An exact copy of the records is required, minus the pictures they hold.

[Data records]
★ ★ ★ ★ ★
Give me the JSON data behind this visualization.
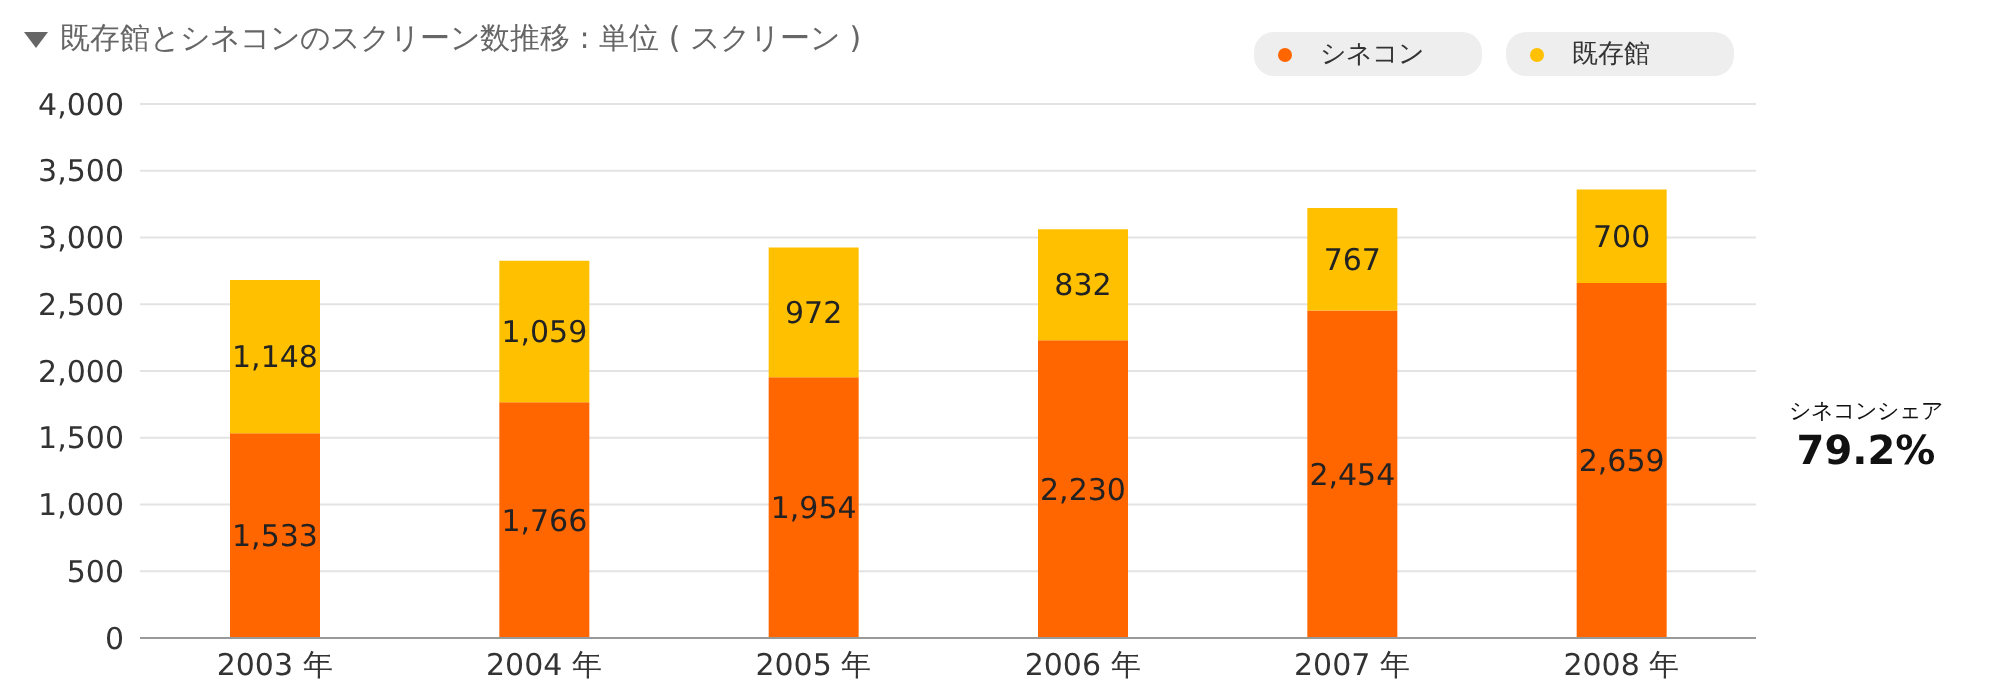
{
  "chart_data": {
    "type": "bar",
    "title": "既存館とシネコンのスクリーン数推移 : 単位 ( スクリーン )",
    "categories": [
      "2003 年",
      "2004 年",
      "2005 年",
      "2006 年",
      "2007 年",
      "2008 年"
    ],
    "stacked": true,
    "series": [
      {
        "name": "シネコン",
        "color": "#ff6600",
        "values": [
          1533,
          1766,
          1954,
          2230,
          2454,
          2659
        ],
        "value_labels": [
          "1,533",
          "1,766",
          "1,954",
          "2,230",
          "2,454",
          "2,659"
        ]
      },
      {
        "name": "既存館",
        "color": "#ffc000",
        "values": [
          1148,
          1059,
          972,
          832,
          767,
          700
        ],
        "value_labels": [
          "1,148",
          "1,059",
          "972",
          "832",
          "767",
          "700"
        ]
      }
    ],
    "ylim": [
      0,
      4000
    ],
    "yticks": [
      0,
      500,
      {
        "value": 1000,
        "label": "1,000"
      },
      {
        "value": 1500,
        "label": "1,500"
      },
      {
        "value": 2000,
        "label": "2,000"
      },
      {
        "value": 2500,
        "label": "2,500"
      },
      {
        "value": 3000,
        "label": "3,000"
      },
      {
        "value": 3500,
        "label": "3,500"
      },
      {
        "value": 4000,
        "label": "4,000"
      }
    ],
    "grid": "y",
    "legend": "top right",
    "annotations": [
      "シネコンシェア",
      "79.2%"
    ]
  }
}
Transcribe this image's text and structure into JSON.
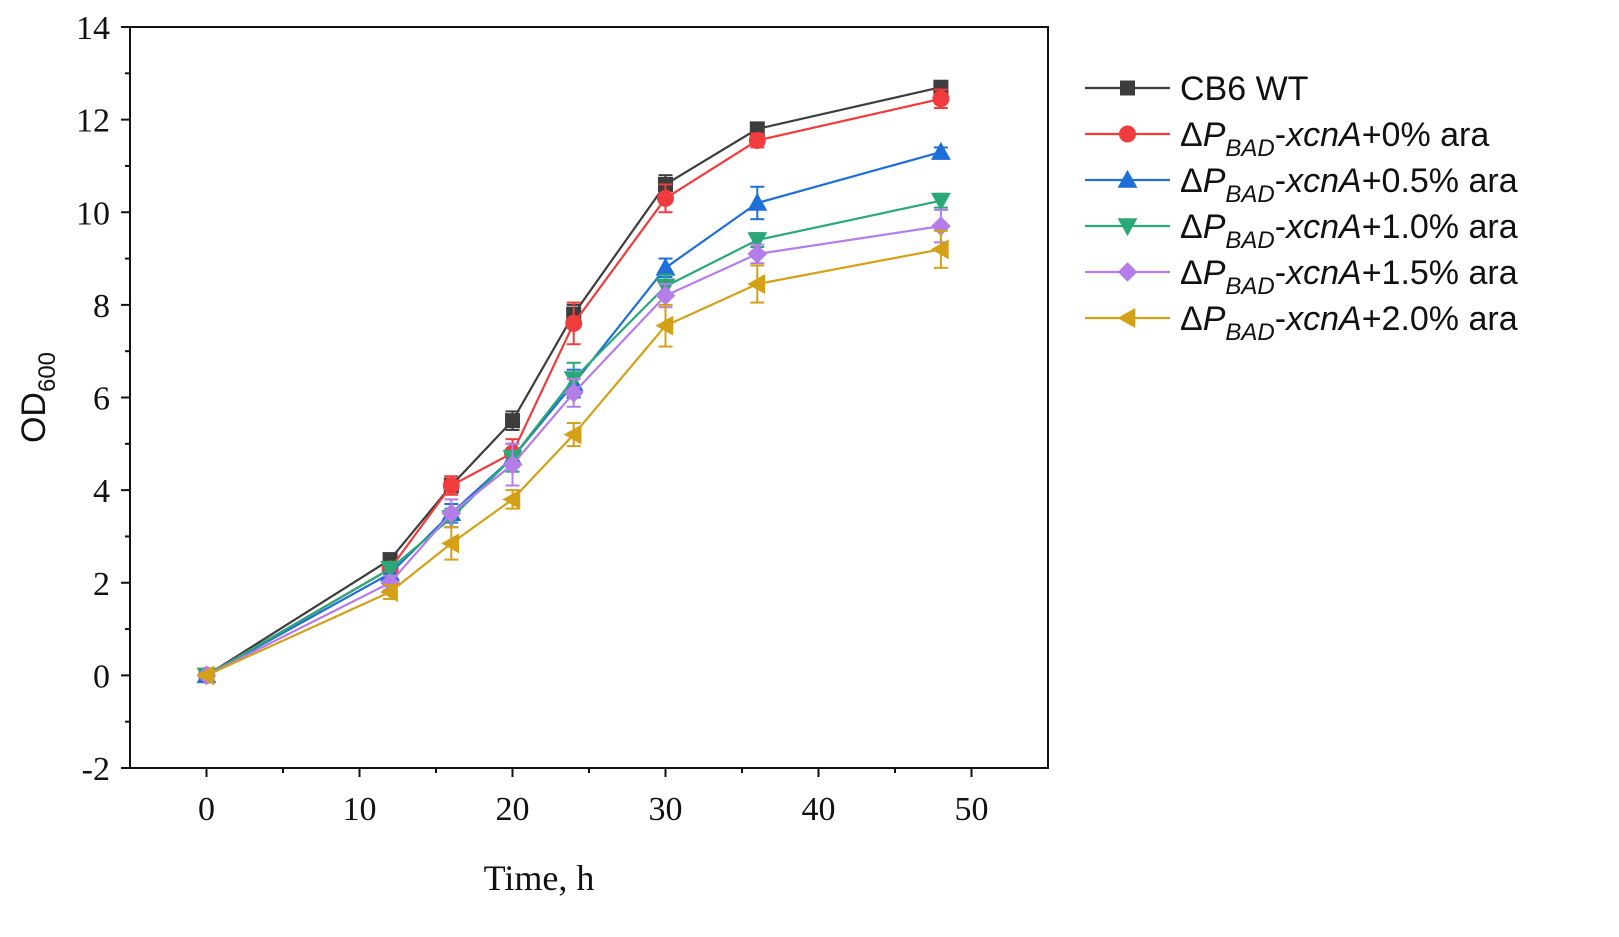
{
  "chart_data": {
    "type": "line",
    "title": "",
    "xlabel": "Time, h",
    "ylabel": "OD",
    "ylabel_subscript": "600",
    "xlim": [
      -5,
      55
    ],
    "ylim": [
      -2,
      14
    ],
    "x_ticks": [
      0,
      10,
      20,
      30,
      40,
      50
    ],
    "y_ticks": [
      -2,
      0,
      2,
      4,
      6,
      8,
      10,
      12,
      14
    ],
    "grid": false,
    "legend_position": "right",
    "x": [
      0,
      12,
      16,
      20,
      24,
      30,
      36,
      48
    ],
    "series": [
      {
        "name": "CB6 WT",
        "legend": {
          "prefix": "CB6 WT",
          "sub": "",
          "mid": "",
          "suffix": ""
        },
        "color": "#3d3d3d",
        "marker": "square",
        "values": [
          0,
          2.5,
          4.1,
          5.5,
          7.8,
          10.6,
          11.8,
          12.7
        ],
        "errors": [
          0.05,
          0.1,
          0.15,
          0.2,
          0.2,
          0.2,
          0.1,
          0.1
        ]
      },
      {
        "name": "ΔP_BAD-xcnA+0% ara",
        "legend": {
          "prefix": "ΔP",
          "sub": "BAD",
          "mid": "-xcnA",
          "suffix": "+0% ara"
        },
        "color": "#f03c3c",
        "marker": "circle",
        "values": [
          0,
          2.3,
          4.1,
          4.8,
          7.6,
          10.3,
          11.55,
          12.45
        ],
        "errors": [
          0.05,
          0.1,
          0.2,
          0.3,
          0.45,
          0.3,
          0.15,
          0.2
        ]
      },
      {
        "name": "ΔP_BAD-xcnA+0.5% ara",
        "legend": {
          "prefix": "ΔP",
          "sub": "BAD",
          "mid": "-xcnA",
          "suffix": "+0.5% ara"
        },
        "color": "#1f6fd9",
        "marker": "triangle-up",
        "values": [
          0,
          2.2,
          3.5,
          4.7,
          6.3,
          8.8,
          10.2,
          11.3
        ],
        "errors": [
          0.05,
          0.15,
          0.2,
          0.3,
          0.3,
          0.2,
          0.35,
          0.1
        ]
      },
      {
        "name": "ΔP_BAD-xcnA+1.0% ara",
        "legend": {
          "prefix": "ΔP",
          "sub": "BAD",
          "mid": "-xcnA",
          "suffix": "+1.0% ara"
        },
        "color": "#2aa878",
        "marker": "triangle-down",
        "values": [
          0,
          2.3,
          3.4,
          4.7,
          6.4,
          8.4,
          9.4,
          10.25
        ],
        "errors": [
          0.05,
          0.15,
          0.2,
          0.3,
          0.35,
          0.25,
          0.15,
          0.15
        ]
      },
      {
        "name": "ΔP_BAD-xcnA+1.5% ara",
        "legend": {
          "prefix": "ΔP",
          "sub": "BAD",
          "mid": "-xcnA",
          "suffix": "+1.5% ara"
        },
        "color": "#b57de8",
        "marker": "diamond",
        "values": [
          0,
          2.0,
          3.5,
          4.55,
          6.1,
          8.2,
          9.1,
          9.7
        ],
        "errors": [
          0.05,
          0.15,
          0.3,
          0.45,
          0.3,
          0.25,
          0.2,
          0.35
        ]
      },
      {
        "name": "ΔP_BAD-xcnA+2.0% ara",
        "legend": {
          "prefix": "ΔP",
          "sub": "BAD",
          "mid": "-xcnA",
          "suffix": "+2.0% ara"
        },
        "color": "#d4a017",
        "marker": "triangle-left",
        "values": [
          0,
          1.8,
          2.85,
          3.8,
          5.2,
          7.55,
          8.45,
          9.2
        ],
        "errors": [
          0.05,
          0.15,
          0.35,
          0.2,
          0.25,
          0.45,
          0.4,
          0.4
        ]
      }
    ]
  }
}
★ ★ ★ ★ ★
Reply —
Give me the JSON data behind this visualization.
{
  "chart_data": {
    "type": "bar",
    "title": "既存館とシネコンのスクリーン数推移 : 単位 ( スクリーン )",
    "categories": [
      "2003 年",
      "2004 年",
      "2005 年",
      "2006 年",
      "2007 年",
      "2008 年"
    ],
    "stacked": true,
    "series": [
      {
        "name": "シネコン",
        "color": "#ff6600",
        "values": [
          1533,
          1766,
          1954,
          2230,
          2454,
          2659
        ],
        "value_labels": [
          "1,533",
          "1,766",
          "1,954",
          "2,230",
          "2,454",
          "2,659"
        ]
      },
      {
        "name": "既存館",
        "color": "#ffc000",
        "values": [
          1148,
          1059,
          972,
          832,
          767,
          700
        ],
        "value_labels": [
          "1,148",
          "1,059",
          "972",
          "832",
          "767",
          "700"
        ]
      }
    ],
    "ylim": [
      0,
      4000
    ],
    "yticks": [
      0,
      500,
      {
        "value": 1000,
        "label": "1,000"
      },
      {
        "value": 1500,
        "label": "1,500"
      },
      {
        "value": 2000,
        "label": "2,000"
      },
      {
        "value": 2500,
        "label": "2,500"
      },
      {
        "value": 3000,
        "label": "3,000"
      },
      {
        "value": 3500,
        "label": "3,500"
      },
      {
        "value": 4000,
        "label": "4,000"
      }
    ],
    "grid": "y",
    "legend": "top right",
    "annotations": [
      "シネコンシェア",
      "79.2%"
    ]
  }
}
Transcribe this image's text and structure into JSON.
{
  "chart_data": {
    "type": "line",
    "title": "",
    "xlabel": "Time, h",
    "ylabel": "OD",
    "ylabel_subscript": "600",
    "xlim": [
      -5,
      55
    ],
    "ylim": [
      -2,
      14
    ],
    "x_ticks": [
      0,
      10,
      20,
      30,
      40,
      50
    ],
    "y_ticks": [
      -2,
      0,
      2,
      4,
      6,
      8,
      10,
      12,
      14
    ],
    "grid": false,
    "legend_position": "right",
    "x": [
      0,
      12,
      16,
      20,
      24,
      30,
      36,
      48
    ],
    "series": [
      {
        "name": "CB6 WT",
        "legend": {
          "prefix": "CB6 WT",
          "sub": "",
          "mid": "",
          "suffix": ""
        },
        "color": "#3d3d3d",
        "marker": "square",
        "values": [
          0,
          2.5,
          4.1,
          5.5,
          7.8,
          10.6,
          11.8,
          12.7
        ],
        "errors": [
          0.05,
          0.1,
          0.15,
          0.2,
          0.2,
          0.2,
          0.1,
          0.1
        ]
      },
      {
        "name": "ΔP_BAD-xcnA+0% ara",
        "legend": {
          "prefix": "ΔP",
          "sub": "BAD",
          "mid": "-xcnA",
          "suffix": "+0% ara"
        },
        "color": "#f03c3c",
        "marker": "circle",
        "values": [
          0,
          2.3,
          4.1,
          4.8,
          7.6,
          10.3,
          11.55,
          12.45
        ],
        "errors": [
          0.05,
          0.1,
          0.2,
          0.3,
          0.45,
          0.3,
          0.15,
          0.2
        ]
      },
      {
        "name": "ΔP_BAD-xcnA+0.5% ara",
        "legend": {
          "prefix": "ΔP",
          "sub": "BAD",
          "mid": "-xcnA",
          "suffix": "+0.5% ara"
        },
        "color": "#1f6fd9",
        "marker": "triangle-up",
        "values": [
          0,
          2.2,
          3.5,
          4.7,
          6.3,
          8.8,
          10.2,
          11.3
        ],
        "errors": [
          0.05,
          0.15,
          0.2,
          0.3,
          0.3,
          0.2,
          0.35,
          0.1
        ]
      },
      {
        "name": "ΔP_BAD-xcnA+1.0% ara",
        "legend": {
          "prefix": "ΔP",
          "sub": "BAD",
          "mid": "-xcnA",
          "suffix": "+1.0% ara"
        },
        "color": "#2aa878",
        "marker": "triangle-down",
        "values": [
          0,
          2.3,
          3.4,
          4.7,
          6.4,
          8.4,
          9.4,
          10.25
        ],
        "errors": [
          0.05,
          0.15,
          0.2,
          0.3,
          0.35,
          0.25,
          0.15,
          0.15
        ]
      },
      {
        "name": "ΔP_BAD-xcnA+1.5% ara",
        "legend": {
          "prefix": "ΔP",
          "sub": "BAD",
          "mid": "-xcnA",
          "suffix": "+1.5% ara"
        },
        "color": "#b57de8",
        "marker": "diamond",
        "values": [
          0,
          2.0,
          3.5,
          4.55,
          6.1,
          8.2,
          9.1,
          9.7
        ],
        "errors": [
          0.05,
          0.15,
          0.3,
          0.45,
          0.3,
          0.25,
          0.2,
          0.35
        ]
      },
      {
        "name": "ΔP_BAD-xcnA+2.0% ara",
        "legend": {
          "prefix": "ΔP",
          "sub": "BAD",
          "mid": "-xcnA",
          "suffix": "+2.0% ara"
        },
        "color": "#d4a017",
        "marker": "triangle-left",
        "values": [
          0,
          1.8,
          2.85,
          3.8,
          5.2,
          7.55,
          8.45,
          9.2
        ],
        "errors": [
          0.05,
          0.15,
          0.35,
          0.2,
          0.25,
          0.45,
          0.4,
          0.4
        ]
      }
    ]
  }
}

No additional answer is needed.